:: Data listing ::
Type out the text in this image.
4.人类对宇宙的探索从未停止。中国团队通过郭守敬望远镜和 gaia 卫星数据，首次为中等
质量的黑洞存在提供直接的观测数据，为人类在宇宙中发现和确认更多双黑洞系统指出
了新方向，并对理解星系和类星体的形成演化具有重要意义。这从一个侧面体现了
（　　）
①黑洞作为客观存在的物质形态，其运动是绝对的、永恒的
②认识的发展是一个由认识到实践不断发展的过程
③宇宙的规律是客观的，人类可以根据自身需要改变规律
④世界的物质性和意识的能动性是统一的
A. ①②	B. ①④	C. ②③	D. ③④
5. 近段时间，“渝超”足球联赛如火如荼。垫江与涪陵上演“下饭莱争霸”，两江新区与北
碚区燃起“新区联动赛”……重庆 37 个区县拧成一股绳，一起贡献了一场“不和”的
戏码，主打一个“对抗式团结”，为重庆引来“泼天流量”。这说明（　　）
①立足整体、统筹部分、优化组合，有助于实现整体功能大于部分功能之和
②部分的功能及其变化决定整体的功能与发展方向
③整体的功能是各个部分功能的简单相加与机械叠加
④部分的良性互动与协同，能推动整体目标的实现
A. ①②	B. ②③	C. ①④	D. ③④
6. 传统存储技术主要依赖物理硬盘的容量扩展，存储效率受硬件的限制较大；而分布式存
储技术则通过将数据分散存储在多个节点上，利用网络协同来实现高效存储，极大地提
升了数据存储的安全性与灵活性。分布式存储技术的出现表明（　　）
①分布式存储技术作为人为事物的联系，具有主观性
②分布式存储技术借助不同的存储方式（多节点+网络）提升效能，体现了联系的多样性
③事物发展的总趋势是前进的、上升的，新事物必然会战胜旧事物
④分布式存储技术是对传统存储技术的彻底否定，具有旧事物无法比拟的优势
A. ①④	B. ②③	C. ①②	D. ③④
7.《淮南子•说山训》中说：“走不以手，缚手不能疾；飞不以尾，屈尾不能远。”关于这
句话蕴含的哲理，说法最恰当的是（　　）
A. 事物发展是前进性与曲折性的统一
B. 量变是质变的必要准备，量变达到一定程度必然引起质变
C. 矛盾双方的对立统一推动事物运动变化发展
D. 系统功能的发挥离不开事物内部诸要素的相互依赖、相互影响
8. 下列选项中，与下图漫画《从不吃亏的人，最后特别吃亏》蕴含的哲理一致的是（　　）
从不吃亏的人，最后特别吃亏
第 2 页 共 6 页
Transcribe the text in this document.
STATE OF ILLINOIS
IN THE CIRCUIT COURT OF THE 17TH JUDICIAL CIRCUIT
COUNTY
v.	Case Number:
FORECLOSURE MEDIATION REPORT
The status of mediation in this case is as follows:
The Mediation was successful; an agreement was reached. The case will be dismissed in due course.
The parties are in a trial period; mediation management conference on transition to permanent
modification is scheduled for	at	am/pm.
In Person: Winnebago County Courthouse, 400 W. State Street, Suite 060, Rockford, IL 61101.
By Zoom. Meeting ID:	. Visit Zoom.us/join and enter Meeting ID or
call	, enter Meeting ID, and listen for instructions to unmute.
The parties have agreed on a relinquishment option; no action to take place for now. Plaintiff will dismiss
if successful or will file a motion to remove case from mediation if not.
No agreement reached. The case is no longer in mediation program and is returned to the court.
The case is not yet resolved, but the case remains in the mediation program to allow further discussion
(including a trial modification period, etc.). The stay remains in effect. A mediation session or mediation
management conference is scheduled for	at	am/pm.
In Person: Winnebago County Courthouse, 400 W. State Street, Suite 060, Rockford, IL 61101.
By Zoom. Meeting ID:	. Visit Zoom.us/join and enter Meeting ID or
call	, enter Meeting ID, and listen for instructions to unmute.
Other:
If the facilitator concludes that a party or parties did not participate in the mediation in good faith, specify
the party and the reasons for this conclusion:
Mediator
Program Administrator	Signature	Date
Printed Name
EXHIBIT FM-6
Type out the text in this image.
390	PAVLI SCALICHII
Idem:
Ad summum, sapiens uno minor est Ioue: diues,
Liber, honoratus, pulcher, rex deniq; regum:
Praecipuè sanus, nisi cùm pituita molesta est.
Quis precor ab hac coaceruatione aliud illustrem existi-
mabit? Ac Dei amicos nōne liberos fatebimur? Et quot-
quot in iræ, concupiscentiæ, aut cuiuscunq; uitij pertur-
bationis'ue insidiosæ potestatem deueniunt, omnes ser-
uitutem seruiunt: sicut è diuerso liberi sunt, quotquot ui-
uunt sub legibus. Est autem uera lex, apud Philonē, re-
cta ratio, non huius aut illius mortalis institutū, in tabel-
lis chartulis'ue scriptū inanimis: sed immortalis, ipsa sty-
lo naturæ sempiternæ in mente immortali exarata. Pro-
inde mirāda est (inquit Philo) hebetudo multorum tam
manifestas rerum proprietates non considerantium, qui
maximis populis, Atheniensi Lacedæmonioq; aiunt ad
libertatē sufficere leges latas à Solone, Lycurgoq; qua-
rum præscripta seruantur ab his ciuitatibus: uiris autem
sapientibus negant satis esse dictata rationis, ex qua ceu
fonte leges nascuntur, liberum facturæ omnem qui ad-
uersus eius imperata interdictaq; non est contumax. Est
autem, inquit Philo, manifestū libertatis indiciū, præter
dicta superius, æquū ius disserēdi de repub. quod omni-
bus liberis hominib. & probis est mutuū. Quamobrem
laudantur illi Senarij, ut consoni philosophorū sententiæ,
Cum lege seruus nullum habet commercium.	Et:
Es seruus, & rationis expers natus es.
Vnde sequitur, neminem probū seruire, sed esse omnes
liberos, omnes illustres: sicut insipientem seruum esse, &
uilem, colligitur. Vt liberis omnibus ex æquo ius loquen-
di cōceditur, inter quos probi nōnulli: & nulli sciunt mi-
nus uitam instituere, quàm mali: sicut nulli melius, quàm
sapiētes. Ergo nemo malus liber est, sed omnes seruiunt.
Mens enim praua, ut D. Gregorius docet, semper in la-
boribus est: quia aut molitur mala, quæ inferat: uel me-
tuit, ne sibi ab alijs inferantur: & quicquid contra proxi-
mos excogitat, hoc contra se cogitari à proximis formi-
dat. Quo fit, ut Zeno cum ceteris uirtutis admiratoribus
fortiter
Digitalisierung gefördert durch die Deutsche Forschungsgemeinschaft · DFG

:: Direction ::
Repeat the whole listing exactly, keeping every line intact.

:: Solution to the problem ::
Type out the text in this image.
4.人类对宇宙的探索从未停止。中国团队通过郭守敬望远镜和 gaia 卫星数据，首次为中等
质量的黑洞存在提供直接的观测数据，为人类在宇宙中发现和确认更多双黑洞系统指出
了新方向，并对理解星系和类星体的形成演化具有重要意义。这从一个侧面体现了
（　　）
①黑洞作为客观存在的物质形态，其运动是绝对的、永恒的
②认识的发展是一个由认识到实践不断发展的过程
③宇宙的规律是客观的，人类可以根据自身需要改变规律
④世界的物质性和意识的能动性是统一的
A. ①②	B. ①④	C. ②③	D. ③④
5. 近段时间，“渝超”足球联赛如火如荼。垫江与涪陵上演“下饭莱争霸”，两江新区与北
碚区燃起“新区联动赛”……重庆 37 个区县拧成一股绳，一起贡献了一场“不和”的
戏码，主打一个“对抗式团结”，为重庆引来“泼天流量”。这说明（　　）
①立足整体、统筹部分、优化组合，有助于实现整体功能大于部分功能之和
②部分的功能及其变化决定整体的功能与发展方向
③整体的功能是各个部分功能的简单相加与机械叠加
④部分的良性互动与协同，能推动整体目标的实现
A. ①②	B. ②③	C. ①④	D. ③④
6. 传统存储技术主要依赖物理硬盘的容量扩展，存储效率受硬件的限制较大；而分布式存
储技术则通过将数据分散存储在多个节点上，利用网络协同来实现高效存储，极大地提
升了数据存储的安全性与灵活性。分布式存储技术的出现表明（　　）
①分布式存储技术作为人为事物的联系，具有主观性
②分布式存储技术借助不同的存储方式（多节点+网络）提升效能，体现了联系的多样性
③事物发展的总趋势是前进的、上升的，新事物必然会战胜旧事物
④分布式存储技术是对传统存储技术的彻底否定，具有旧事物无法比拟的优势
A. ①④	B. ②③	C. ①②	D. ③④
7.《淮南子•说山训》中说：“走不以手，缚手不能疾；飞不以尾，屈尾不能远。”关于这
句话蕴含的哲理，说法最恰当的是（　　）
A. 事物发展是前进性与曲折性的统一
B. 量变是质变的必要准备，量变达到一定程度必然引起质变
C. 矛盾双方的对立统一推动事物运动变化发展
D. 系统功能的发挥离不开事物内部诸要素的相互依赖、相互影响
8. 下列选项中，与下图漫画《从不吃亏的人，最后特别吃亏》蕴含的哲理一致的是（　　）
从不吃亏的人，最后特别吃亏
第 2 页 共 6 页
Transcribe the text in this document.
STATE OF ILLINOIS
IN THE CIRCUIT COURT OF THE 17TH JUDICIAL CIRCUIT
COUNTY
v.	Case Number:
FORECLOSURE MEDIATION REPORT
The status of mediation in this case is as follows:
The Mediation was successful; an agreement was reached. The case will be dismissed in due course.
The parties are in a trial period; mediation management conference on transition to permanent
modification is scheduled for	at	am/pm.
In Person: Winnebago County Courthouse, 400 W. State Street, Suite 060, Rockford, IL 61101.
By Zoom. Meeting ID:	. Visit Zoom.us/join and enter Meeting ID or
call	, enter Meeting ID, and listen for instructions to unmute.
The parties have agreed on a relinquishment option; no action to take place for now. Plaintiff will dismiss
if successful or will file a motion to remove case from mediation if not.
No agreement reached. The case is no longer in mediation program and is returned to the court.
The case is not yet resolved, but the case remains in the mediation program to allow further discussion
(including a trial modification period, etc.). The stay remains in effect. A mediation session or mediation
management conference is scheduled for	at	am/pm.
In Person: Winnebago County Courthouse, 400 W. State Street, Suite 060, Rockford, IL 61101.
By Zoom. Meeting ID:	. Visit Zoom.us/join and enter Meeting ID or
call	, enter Meeting ID, and listen for instructions to unmute.
Other:
If the facilitator concludes that a party or parties did not participate in the mediation in good faith, specify
the party and the reasons for this conclusion:
Mediator
Program Administrator	Signature	Date
Printed Name
EXHIBIT FM-6
Type out the text in this image.
390	PAVLI SCALICHII
Idem:
Ad summum, sapiens uno minor est Ioue: diues,
Liber, honoratus, pulcher, rex deniq; regum:
Praecipuè sanus, nisi cùm pituita molesta est.
Quis precor ab hac coaceruatione aliud illustrem existi-
mabit? Ac Dei amicos nōne liberos fatebimur? Et quot-
quot in iræ, concupiscentiæ, aut cuiuscunq; uitij pertur-
bationis'ue insidiosæ potestatem deueniunt, omnes ser-
uitutem seruiunt: sicut è diuerso liberi sunt, quotquot ui-
uunt sub legibus. Est autem uera lex, apud Philonē, re-
cta ratio, non huius aut illius mortalis institutū, in tabel-
lis chartulis'ue scriptū inanimis: sed immortalis, ipsa sty-
lo naturæ sempiternæ in mente immortali exarata. Pro-
inde mirāda est (inquit Philo) hebetudo multorum tam
manifestas rerum proprietates non considerantium, qui
maximis populis, Atheniensi Lacedæmonioq; aiunt ad
libertatē sufficere leges latas à Solone, Lycurgoq; qua-
rum præscripta seruantur ab his ciuitatibus: uiris autem
sapientibus negant satis esse dictata rationis, ex qua ceu
fonte leges nascuntur, liberum facturæ omnem qui ad-
uersus eius imperata interdictaq; non est contumax. Est
autem, inquit Philo, manifestū libertatis indiciū, præter
dicta superius, æquū ius disserēdi de repub. quod omni-
bus liberis hominib. & probis est mutuū. Quamobrem
laudantur illi Senarij, ut consoni philosophorū sententiæ,
Cum lege seruus nullum habet commercium.	Et:
Es seruus, & rationis expers natus es.
Vnde sequitur, neminem probū seruire, sed esse omnes
liberos, omnes illustres: sicut insipientem seruum esse, &
uilem, colligitur. Vt liberis omnibus ex æquo ius loquen-
di cōceditur, inter quos probi nōnulli: & nulli sciunt mi-
nus uitam instituere, quàm mali: sicut nulli melius, quàm
sapiētes. Ergo nemo malus liber est, sed omnes seruiunt.
Mens enim praua, ut D. Gregorius docet, semper in la-
boribus est: quia aut molitur mala, quæ inferat: uel me-
tuit, ne sibi ab alijs inferantur: & quicquid contra proxi-
mos excogitat, hoc contra se cogitari à proximis formi-
dat. Quo fit, ut Zeno cum ceteris uirtutis admiratoribus
fortiter
Digitalisierung gefördert durch die Deutsche Forschungsgemeinschaft · DFG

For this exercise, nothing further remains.